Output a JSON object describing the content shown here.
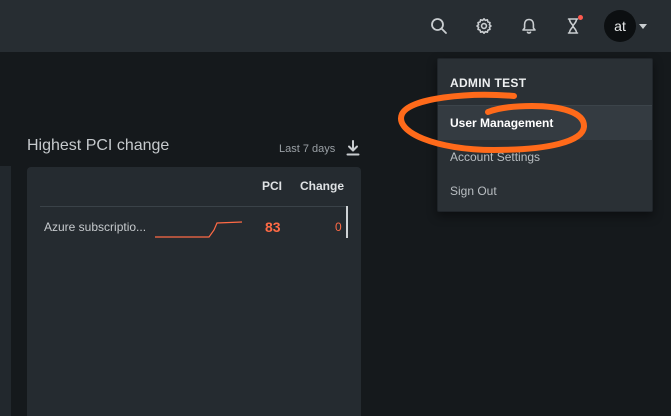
{
  "topbar": {
    "icons": [
      "search-icon",
      "gear-icon",
      "bell-icon",
      "hourglass-icon"
    ],
    "avatar_initials": "at"
  },
  "widget": {
    "title": "Highest PCI change",
    "range": "Last 7 days",
    "columns": [
      "PCI",
      "Change"
    ],
    "rows": [
      {
        "name": "Azure subscriptio...",
        "pci": "83",
        "change": "0"
      }
    ]
  },
  "user_menu": {
    "header": "ADMIN TEST",
    "items": [
      "User Management",
      "Account Settings",
      "Sign Out"
    ],
    "active_item": "User Management"
  },
  "colors": {
    "accent_orange": "#ff6a1a",
    "value_red": "#ff6a45",
    "notify_dot": "#ff5a4f"
  }
}
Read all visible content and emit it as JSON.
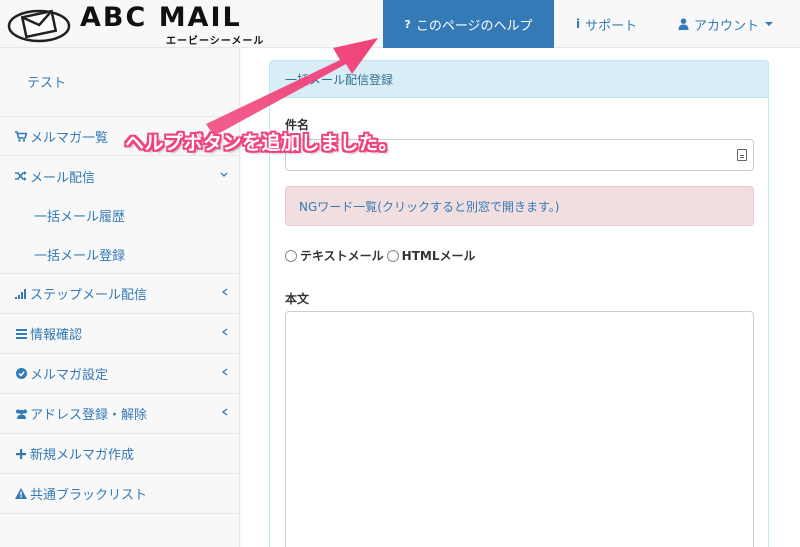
{
  "header": {
    "brand": "ABC MAIL",
    "brand_sub": "エービーシーメール",
    "help_button": "このページのヘルプ",
    "help_icon": "?",
    "support": "サポート",
    "support_icon": "i",
    "account": "アカウント"
  },
  "sidebar": {
    "top_link": "テスト",
    "items": [
      {
        "label": "メルマガ一覧",
        "icon": "cart-icon"
      },
      {
        "label": "メール配信",
        "icon": "shuffle-icon",
        "expanded": true
      },
      {
        "label": "ステップメール配信",
        "icon": "signal-icon"
      },
      {
        "label": "情報確認",
        "icon": "list-icon"
      },
      {
        "label": "メルマガ設定",
        "icon": "check-circle-icon"
      },
      {
        "label": "アドレス登録・解除",
        "icon": "users-icon"
      },
      {
        "label": "新規メルマガ作成",
        "icon": "plus-icon"
      },
      {
        "label": "共通ブラックリスト",
        "icon": "warning-icon"
      }
    ],
    "subitems": [
      "一括メール履歴",
      "一括メール登録"
    ]
  },
  "panel": {
    "heading": "一括メール配信登録",
    "subject_label": "件名",
    "subject_value": "",
    "ng_words": "NGワード一覧(クリックすると別窓で開きます。)",
    "radio_text": "テキストメール",
    "radio_html": "HTMLメール",
    "body_label": "本文"
  },
  "annotation": {
    "text": "ヘルプボタンを追加しました。",
    "color": "#f0437a"
  },
  "colors": {
    "accent": "#337ab7",
    "panel_heading_bg": "#d9edf7",
    "alert_bg": "#f2dede"
  }
}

■ **Set task**
From the material above, reproduce everything verbatim except the pictures.

■ **Written response**
Output a JSON object describing the content shown here.
{
  "topbar": {
    "icons": [
      "search-icon",
      "gear-icon",
      "bell-icon",
      "hourglass-icon"
    ],
    "avatar_initials": "at"
  },
  "widget": {
    "title": "Highest PCI change",
    "range": "Last 7 days",
    "columns": [
      "PCI",
      "Change"
    ],
    "rows": [
      {
        "name": "Azure subscriptio...",
        "pci": "83",
        "change": "0"
      }
    ]
  },
  "user_menu": {
    "header": "ADMIN TEST",
    "items": [
      "User Management",
      "Account Settings",
      "Sign Out"
    ],
    "active_item": "User Management"
  },
  "colors": {
    "accent_orange": "#ff6a1a",
    "value_red": "#ff6a45",
    "notify_dot": "#ff5a4f"
  }
}
Read all visible content and emit it as JSON.
{
  "header": {
    "brand": "ABC MAIL",
    "brand_sub": "エービーシーメール",
    "help_button": "このページのヘルプ",
    "help_icon": "?",
    "support": "サポート",
    "support_icon": "i",
    "account": "アカウント"
  },
  "sidebar": {
    "top_link": "テスト",
    "items": [
      {
        "label": "メルマガ一覧",
        "icon": "cart-icon"
      },
      {
        "label": "メール配信",
        "icon": "shuffle-icon",
        "expanded": true
      },
      {
        "label": "ステップメール配信",
        "icon": "signal-icon"
      },
      {
        "label": "情報確認",
        "icon": "list-icon"
      },
      {
        "label": "メルマガ設定",
        "icon": "check-circle-icon"
      },
      {
        "label": "アドレス登録・解除",
        "icon": "users-icon"
      },
      {
        "label": "新規メルマガ作成",
        "icon": "plus-icon"
      },
      {
        "label": "共通ブラックリスト",
        "icon": "warning-icon"
      }
    ],
    "subitems": [
      "一括メール履歴",
      "一括メール登録"
    ]
  },
  "panel": {
    "heading": "一括メール配信登録",
    "subject_label": "件名",
    "subject_value": "",
    "ng_words": "NGワード一覧(クリックすると別窓で開きます。)",
    "radio_text": "テキストメール",
    "radio_html": "HTMLメール",
    "body_label": "本文"
  },
  "annotation": {
    "text": "ヘルプボタンを追加しました。",
    "color": "#f0437a"
  },
  "colors": {
    "accent": "#337ab7",
    "panel_heading_bg": "#d9edf7",
    "alert_bg": "#f2dede"
  }
}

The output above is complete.